WHAT IS BEING ASKED: Indicate only the number of lines in the listing below in which the word "allein" appears.

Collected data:

* * * * * * *

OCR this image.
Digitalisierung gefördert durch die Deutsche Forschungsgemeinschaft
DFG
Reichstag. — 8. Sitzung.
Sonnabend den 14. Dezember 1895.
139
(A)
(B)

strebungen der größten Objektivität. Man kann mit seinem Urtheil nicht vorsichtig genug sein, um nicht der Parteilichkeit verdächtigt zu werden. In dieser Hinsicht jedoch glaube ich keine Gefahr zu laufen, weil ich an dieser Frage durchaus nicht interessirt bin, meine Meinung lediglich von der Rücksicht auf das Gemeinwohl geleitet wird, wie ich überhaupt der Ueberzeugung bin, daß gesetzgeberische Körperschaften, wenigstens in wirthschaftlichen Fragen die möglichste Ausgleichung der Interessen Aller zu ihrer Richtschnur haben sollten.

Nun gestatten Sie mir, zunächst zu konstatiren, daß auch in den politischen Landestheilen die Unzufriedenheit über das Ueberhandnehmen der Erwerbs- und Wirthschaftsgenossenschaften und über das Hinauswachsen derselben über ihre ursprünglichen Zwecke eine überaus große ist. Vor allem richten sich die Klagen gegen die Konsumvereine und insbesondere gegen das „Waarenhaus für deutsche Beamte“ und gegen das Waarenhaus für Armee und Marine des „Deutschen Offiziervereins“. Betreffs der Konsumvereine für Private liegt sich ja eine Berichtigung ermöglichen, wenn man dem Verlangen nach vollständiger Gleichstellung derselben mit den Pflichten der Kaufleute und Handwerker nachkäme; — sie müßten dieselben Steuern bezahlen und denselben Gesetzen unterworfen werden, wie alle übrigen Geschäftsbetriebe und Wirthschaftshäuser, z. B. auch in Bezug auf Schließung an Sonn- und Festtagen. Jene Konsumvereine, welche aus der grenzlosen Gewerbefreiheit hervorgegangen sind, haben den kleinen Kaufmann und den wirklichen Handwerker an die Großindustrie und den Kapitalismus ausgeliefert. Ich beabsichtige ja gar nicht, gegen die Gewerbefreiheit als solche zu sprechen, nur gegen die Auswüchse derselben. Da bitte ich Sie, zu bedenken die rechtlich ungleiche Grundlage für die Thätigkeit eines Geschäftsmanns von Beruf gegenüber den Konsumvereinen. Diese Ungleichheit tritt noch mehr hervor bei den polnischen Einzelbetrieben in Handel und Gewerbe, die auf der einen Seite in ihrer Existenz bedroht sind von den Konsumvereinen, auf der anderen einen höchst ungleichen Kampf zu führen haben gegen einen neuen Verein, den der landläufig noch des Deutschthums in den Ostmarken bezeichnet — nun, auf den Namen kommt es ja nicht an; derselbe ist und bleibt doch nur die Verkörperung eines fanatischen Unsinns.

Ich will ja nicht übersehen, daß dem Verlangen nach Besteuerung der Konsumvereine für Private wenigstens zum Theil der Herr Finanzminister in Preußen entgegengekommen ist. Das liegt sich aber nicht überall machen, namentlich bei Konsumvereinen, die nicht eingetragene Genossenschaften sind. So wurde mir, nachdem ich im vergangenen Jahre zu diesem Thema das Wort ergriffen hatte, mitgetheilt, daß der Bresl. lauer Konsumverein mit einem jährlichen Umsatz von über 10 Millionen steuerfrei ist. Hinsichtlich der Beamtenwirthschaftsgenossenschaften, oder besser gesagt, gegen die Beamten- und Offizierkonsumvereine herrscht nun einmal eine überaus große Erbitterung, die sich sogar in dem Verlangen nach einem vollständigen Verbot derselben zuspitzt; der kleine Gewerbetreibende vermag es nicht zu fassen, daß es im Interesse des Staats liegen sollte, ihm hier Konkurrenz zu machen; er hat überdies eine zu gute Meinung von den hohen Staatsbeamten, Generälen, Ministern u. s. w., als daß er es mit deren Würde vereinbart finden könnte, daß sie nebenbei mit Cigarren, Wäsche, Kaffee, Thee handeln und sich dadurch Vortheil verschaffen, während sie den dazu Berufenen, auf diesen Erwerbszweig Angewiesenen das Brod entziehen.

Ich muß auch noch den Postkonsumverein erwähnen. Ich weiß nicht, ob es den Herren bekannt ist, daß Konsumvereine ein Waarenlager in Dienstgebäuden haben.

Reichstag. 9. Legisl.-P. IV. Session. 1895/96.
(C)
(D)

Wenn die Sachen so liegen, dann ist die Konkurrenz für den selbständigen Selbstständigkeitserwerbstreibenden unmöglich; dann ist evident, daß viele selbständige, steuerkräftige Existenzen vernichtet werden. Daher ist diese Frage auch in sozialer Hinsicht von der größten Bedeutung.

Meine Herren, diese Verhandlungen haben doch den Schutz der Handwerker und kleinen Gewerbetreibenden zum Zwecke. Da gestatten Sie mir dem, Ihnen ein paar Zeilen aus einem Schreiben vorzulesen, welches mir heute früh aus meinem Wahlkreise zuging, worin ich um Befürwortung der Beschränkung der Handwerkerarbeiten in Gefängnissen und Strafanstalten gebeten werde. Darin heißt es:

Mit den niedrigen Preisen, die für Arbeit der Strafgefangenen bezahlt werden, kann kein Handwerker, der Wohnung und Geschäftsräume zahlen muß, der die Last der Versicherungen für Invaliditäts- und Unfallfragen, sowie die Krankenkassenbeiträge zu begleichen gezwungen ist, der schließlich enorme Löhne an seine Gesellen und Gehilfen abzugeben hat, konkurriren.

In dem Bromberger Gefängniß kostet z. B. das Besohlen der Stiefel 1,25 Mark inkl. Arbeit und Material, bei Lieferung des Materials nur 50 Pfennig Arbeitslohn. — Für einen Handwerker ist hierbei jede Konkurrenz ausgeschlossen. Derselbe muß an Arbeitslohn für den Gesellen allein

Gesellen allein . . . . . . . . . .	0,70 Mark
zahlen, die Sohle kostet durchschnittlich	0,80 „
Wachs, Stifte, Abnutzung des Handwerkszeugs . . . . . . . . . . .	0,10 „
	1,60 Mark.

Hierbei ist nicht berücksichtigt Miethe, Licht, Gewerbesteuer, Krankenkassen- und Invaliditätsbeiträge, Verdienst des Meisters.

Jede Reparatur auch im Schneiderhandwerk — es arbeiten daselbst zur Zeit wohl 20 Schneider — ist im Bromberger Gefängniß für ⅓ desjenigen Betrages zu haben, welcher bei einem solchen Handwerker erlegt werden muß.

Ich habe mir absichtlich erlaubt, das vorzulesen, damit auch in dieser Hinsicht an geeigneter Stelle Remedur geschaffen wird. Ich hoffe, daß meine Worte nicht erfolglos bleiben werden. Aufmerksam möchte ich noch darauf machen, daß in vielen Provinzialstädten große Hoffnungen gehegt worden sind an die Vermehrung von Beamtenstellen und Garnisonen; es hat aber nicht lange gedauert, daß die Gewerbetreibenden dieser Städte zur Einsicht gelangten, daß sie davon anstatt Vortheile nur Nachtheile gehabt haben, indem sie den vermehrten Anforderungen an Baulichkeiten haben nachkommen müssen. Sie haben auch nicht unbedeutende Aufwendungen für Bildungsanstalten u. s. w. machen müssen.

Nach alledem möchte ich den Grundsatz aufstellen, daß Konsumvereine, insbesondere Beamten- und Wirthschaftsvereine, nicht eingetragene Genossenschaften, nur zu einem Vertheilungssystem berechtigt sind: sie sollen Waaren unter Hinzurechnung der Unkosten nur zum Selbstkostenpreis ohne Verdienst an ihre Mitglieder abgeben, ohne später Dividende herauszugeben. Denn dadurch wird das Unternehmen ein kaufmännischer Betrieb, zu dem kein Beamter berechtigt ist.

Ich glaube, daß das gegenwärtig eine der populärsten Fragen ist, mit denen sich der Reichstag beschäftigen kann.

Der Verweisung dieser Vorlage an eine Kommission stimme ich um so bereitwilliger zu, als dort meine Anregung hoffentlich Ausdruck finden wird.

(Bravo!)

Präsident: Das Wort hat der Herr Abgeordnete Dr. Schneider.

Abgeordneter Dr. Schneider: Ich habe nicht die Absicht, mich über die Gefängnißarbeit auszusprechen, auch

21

* * * * * * *

TASK SOLUTION: 2